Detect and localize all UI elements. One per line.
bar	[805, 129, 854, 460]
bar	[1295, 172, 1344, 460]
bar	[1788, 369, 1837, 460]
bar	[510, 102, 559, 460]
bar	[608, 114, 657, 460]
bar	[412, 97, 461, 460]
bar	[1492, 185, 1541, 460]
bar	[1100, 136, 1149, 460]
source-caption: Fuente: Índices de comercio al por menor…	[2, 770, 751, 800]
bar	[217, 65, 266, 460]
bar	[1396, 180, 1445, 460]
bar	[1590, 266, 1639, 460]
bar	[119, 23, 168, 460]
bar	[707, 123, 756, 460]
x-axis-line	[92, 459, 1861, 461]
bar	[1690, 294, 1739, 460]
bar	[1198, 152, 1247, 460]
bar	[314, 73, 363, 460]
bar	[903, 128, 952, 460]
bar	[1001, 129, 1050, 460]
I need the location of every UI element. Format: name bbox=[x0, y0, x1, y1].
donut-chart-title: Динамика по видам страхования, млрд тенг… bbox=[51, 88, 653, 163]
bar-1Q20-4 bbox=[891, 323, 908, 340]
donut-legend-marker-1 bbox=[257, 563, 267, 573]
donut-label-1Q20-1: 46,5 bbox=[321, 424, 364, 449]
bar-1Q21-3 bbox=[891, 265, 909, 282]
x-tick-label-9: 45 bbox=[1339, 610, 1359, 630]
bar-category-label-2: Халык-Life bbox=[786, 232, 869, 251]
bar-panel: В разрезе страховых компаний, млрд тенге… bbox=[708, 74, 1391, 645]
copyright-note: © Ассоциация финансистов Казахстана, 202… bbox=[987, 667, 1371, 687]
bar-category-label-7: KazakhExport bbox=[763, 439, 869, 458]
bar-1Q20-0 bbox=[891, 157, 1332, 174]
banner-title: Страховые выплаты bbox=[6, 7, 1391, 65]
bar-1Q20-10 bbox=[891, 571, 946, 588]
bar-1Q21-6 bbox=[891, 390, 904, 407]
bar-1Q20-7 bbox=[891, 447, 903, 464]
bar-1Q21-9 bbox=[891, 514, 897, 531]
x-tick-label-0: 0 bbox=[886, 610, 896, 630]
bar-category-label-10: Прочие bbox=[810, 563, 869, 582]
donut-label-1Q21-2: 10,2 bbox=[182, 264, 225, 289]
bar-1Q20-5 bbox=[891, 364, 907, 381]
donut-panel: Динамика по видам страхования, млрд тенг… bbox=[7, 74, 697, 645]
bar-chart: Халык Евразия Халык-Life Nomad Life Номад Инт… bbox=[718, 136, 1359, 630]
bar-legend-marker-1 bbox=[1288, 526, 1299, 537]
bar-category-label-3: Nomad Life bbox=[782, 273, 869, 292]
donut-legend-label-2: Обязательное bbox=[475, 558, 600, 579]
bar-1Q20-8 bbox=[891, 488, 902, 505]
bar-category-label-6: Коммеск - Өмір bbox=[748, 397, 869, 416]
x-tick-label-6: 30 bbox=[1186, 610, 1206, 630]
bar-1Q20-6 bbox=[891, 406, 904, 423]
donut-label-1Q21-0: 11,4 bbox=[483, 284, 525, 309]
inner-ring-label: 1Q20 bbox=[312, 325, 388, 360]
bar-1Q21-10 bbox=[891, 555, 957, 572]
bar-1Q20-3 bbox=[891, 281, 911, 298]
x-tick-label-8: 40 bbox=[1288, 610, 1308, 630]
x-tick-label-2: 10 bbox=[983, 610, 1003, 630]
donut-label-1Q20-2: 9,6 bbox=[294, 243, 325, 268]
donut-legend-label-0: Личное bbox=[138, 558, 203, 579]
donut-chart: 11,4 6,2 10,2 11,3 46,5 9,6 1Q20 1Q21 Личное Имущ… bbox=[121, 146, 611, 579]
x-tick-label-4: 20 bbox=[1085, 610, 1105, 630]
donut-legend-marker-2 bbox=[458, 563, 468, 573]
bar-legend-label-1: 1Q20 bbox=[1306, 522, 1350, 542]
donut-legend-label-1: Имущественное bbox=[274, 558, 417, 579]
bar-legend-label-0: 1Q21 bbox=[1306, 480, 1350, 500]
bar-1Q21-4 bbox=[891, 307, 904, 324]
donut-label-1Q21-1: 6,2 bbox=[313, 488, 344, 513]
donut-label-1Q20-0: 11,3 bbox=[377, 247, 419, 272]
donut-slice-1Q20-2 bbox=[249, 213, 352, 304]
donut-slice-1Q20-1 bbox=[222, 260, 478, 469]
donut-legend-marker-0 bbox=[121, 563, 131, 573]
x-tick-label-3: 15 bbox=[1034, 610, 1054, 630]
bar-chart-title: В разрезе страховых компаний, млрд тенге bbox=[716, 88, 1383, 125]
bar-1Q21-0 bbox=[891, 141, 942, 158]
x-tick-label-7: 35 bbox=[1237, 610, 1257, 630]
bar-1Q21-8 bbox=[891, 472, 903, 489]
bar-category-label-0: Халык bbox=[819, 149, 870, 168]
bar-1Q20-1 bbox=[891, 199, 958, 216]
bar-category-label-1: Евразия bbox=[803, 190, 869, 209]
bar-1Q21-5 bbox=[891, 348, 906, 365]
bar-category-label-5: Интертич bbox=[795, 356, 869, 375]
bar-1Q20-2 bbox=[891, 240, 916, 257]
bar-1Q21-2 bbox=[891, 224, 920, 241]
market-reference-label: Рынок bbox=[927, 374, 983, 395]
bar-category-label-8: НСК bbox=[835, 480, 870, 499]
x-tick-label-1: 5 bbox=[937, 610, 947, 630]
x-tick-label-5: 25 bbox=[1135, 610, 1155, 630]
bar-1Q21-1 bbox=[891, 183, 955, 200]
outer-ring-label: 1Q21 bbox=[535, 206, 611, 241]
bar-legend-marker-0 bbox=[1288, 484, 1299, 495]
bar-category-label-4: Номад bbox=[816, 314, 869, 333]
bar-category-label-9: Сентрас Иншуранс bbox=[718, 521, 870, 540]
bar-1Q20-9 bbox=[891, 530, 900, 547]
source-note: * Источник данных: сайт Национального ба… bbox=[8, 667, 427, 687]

*Task description:* Update the material above by replacing every "bar-category-label" with "company-label", and give all of its lines again with nothing else changed.

*The result:*
Detect and localize all UI elements. One per line.
bar	[805, 129, 854, 460]
bar	[1295, 172, 1344, 460]
bar	[1788, 369, 1837, 460]
bar	[510, 102, 559, 460]
bar	[608, 114, 657, 460]
bar	[412, 97, 461, 460]
bar	[1492, 185, 1541, 460]
bar	[1100, 136, 1149, 460]
source-caption: Fuente: Índices de comercio al por menor…	[2, 770, 751, 800]
bar	[217, 65, 266, 460]
bar	[1396, 180, 1445, 460]
bar	[1590, 266, 1639, 460]
bar	[119, 23, 168, 460]
bar	[707, 123, 756, 460]
x-axis-line	[92, 459, 1861, 461]
bar	[1690, 294, 1739, 460]
bar	[1198, 152, 1247, 460]
bar	[314, 73, 363, 460]
bar	[903, 128, 952, 460]
bar	[1001, 129, 1050, 460]
I need the location of every UI element. Format: name bbox=[x0, y0, x1, y1].
donut-chart-title: Динамика по видам страхования, млрд тенг… bbox=[51, 88, 653, 163]
bar-1Q20-4 bbox=[891, 323, 908, 340]
donut-legend-marker-1 bbox=[257, 563, 267, 573]
donut-label-1Q20-1: 46,5 bbox=[321, 424, 364, 449]
bar-1Q21-3 bbox=[891, 265, 909, 282]
x-tick-label-9: 45 bbox=[1339, 610, 1359, 630]
company-label-2: Халык-Life bbox=[786, 232, 869, 251]
bar-panel: В разрезе страховых компаний, млрд тенге… bbox=[708, 74, 1391, 645]
copyright-note: © Ассоциация финансистов Казахстана, 202… bbox=[987, 667, 1371, 687]
company-label-7: KazakhExport bbox=[763, 439, 869, 458]
bar-1Q20-0 bbox=[891, 157, 1332, 174]
banner-title: Страховые выплаты bbox=[6, 7, 1391, 65]
bar-1Q20-10 bbox=[891, 571, 946, 588]
bar-1Q21-6 bbox=[891, 390, 904, 407]
bar-1Q20-7 bbox=[891, 447, 903, 464]
bar-1Q21-9 bbox=[891, 514, 897, 531]
x-tick-label-0: 0 bbox=[886, 610, 896, 630]
company-label-10: Прочие bbox=[810, 563, 869, 582]
donut-label-1Q21-2: 10,2 bbox=[182, 264, 225, 289]
bar-1Q20-5 bbox=[891, 364, 907, 381]
donut-panel: Динамика по видам страхования, млрд тенг… bbox=[7, 74, 697, 645]
bar-chart: Халык Евразия Халык-Life Nomad Life Номад Инт… bbox=[718, 136, 1359, 630]
bar-legend-marker-1 bbox=[1288, 526, 1299, 537]
company-label-3: Nomad Life bbox=[782, 273, 869, 292]
donut-legend-label-2: Обязательное bbox=[475, 558, 600, 579]
bar-1Q20-8 bbox=[891, 488, 902, 505]
company-label-6: Коммеск - Өмір bbox=[748, 397, 869, 416]
x-tick-label-6: 30 bbox=[1186, 610, 1206, 630]
bar-1Q20-6 bbox=[891, 406, 904, 423]
donut-label-1Q21-0: 11,4 bbox=[483, 284, 525, 309]
inner-ring-label: 1Q20 bbox=[312, 325, 388, 360]
bar-1Q21-10 bbox=[891, 555, 957, 572]
bar-1Q20-3 bbox=[891, 281, 911, 298]
x-tick-label-8: 40 bbox=[1288, 610, 1308, 630]
x-tick-label-2: 10 bbox=[983, 610, 1003, 630]
donut-label-1Q20-2: 9,6 bbox=[294, 243, 325, 268]
donut-legend-label-0: Личное bbox=[138, 558, 203, 579]
donut-chart: 11,4 6,2 10,2 11,3 46,5 9,6 1Q20 1Q21 Личное Имущ… bbox=[121, 146, 611, 579]
x-tick-label-4: 20 bbox=[1085, 610, 1105, 630]
donut-legend-marker-2 bbox=[458, 563, 468, 573]
bar-legend-label-1: 1Q20 bbox=[1306, 522, 1350, 542]
donut-legend-label-1: Имущественное bbox=[274, 558, 417, 579]
bar-legend-label-0: 1Q21 bbox=[1306, 480, 1350, 500]
bar-1Q21-4 bbox=[891, 307, 904, 324]
donut-label-1Q21-1: 6,2 bbox=[313, 488, 344, 513]
donut-label-1Q20-0: 11,3 bbox=[377, 247, 419, 272]
donut-slice-1Q20-2 bbox=[249, 213, 352, 304]
donut-slice-1Q20-1 bbox=[222, 260, 478, 469]
donut-legend-marker-0 bbox=[121, 563, 131, 573]
x-tick-label-3: 15 bbox=[1034, 610, 1054, 630]
bar-chart-title: В разрезе страховых компаний, млрд тенге bbox=[716, 88, 1383, 125]
bar-1Q21-0 bbox=[891, 141, 942, 158]
x-tick-label-7: 35 bbox=[1237, 610, 1257, 630]
bar-1Q21-8 bbox=[891, 472, 903, 489]
company-label-0: Халык bbox=[819, 149, 870, 168]
bar-1Q20-1 bbox=[891, 199, 958, 216]
company-label-1: Евразия bbox=[803, 190, 869, 209]
bar-1Q21-5 bbox=[891, 348, 906, 365]
company-label-5: Интертич bbox=[795, 356, 869, 375]
bar-1Q20-2 bbox=[891, 240, 916, 257]
bar-1Q21-2 bbox=[891, 224, 920, 241]
market-reference-label: Рынок bbox=[927, 374, 983, 395]
company-label-8: НСК bbox=[835, 480, 870, 499]
x-tick-label-1: 5 bbox=[937, 610, 947, 630]
x-tick-label-5: 25 bbox=[1135, 610, 1155, 630]
bar-1Q21-1 bbox=[891, 183, 955, 200]
outer-ring-label: 1Q21 bbox=[535, 206, 611, 241]
bar-legend-marker-0 bbox=[1288, 484, 1299, 495]
company-label-4: Номад bbox=[816, 314, 869, 333]
company-label-9: Сентрас Иншуранс bbox=[718, 521, 870, 540]
bar-1Q20-9 bbox=[891, 530, 900, 547]
source-note: * Источник данных: сайт Национального ба… bbox=[8, 667, 427, 687]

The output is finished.